#### Dataset items
_ _ _
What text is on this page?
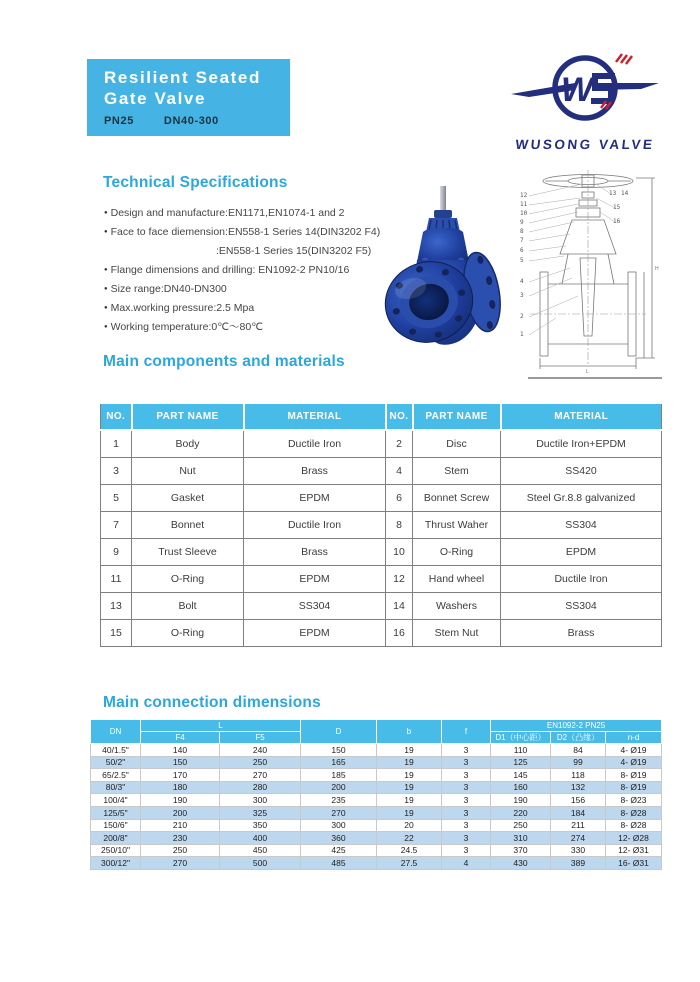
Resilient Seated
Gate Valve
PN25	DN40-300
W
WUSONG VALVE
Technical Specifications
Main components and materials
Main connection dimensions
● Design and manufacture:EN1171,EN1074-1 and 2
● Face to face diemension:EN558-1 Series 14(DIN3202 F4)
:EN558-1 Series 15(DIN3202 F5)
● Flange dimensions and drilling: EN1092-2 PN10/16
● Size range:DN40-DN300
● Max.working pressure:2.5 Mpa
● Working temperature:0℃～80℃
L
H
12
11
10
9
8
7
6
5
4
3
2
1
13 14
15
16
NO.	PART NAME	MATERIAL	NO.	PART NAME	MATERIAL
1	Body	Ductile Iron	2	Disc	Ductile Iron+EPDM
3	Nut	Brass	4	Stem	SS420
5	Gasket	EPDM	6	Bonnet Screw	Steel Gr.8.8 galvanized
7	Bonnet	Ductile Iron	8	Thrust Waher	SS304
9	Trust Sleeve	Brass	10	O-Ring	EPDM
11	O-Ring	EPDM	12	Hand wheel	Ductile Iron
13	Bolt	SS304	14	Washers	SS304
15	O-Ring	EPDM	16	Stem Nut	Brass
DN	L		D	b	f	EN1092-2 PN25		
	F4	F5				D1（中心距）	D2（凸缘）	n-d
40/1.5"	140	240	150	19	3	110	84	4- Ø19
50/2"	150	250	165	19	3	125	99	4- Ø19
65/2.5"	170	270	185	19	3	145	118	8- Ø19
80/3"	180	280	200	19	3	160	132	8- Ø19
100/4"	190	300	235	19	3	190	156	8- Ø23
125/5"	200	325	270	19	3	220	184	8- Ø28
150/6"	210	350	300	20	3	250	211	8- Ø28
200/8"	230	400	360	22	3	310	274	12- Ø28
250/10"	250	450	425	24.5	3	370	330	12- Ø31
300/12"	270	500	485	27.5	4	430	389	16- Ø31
_ _ _
For the data above, state only how many lines include the word "Bonnet".

#### The answer
2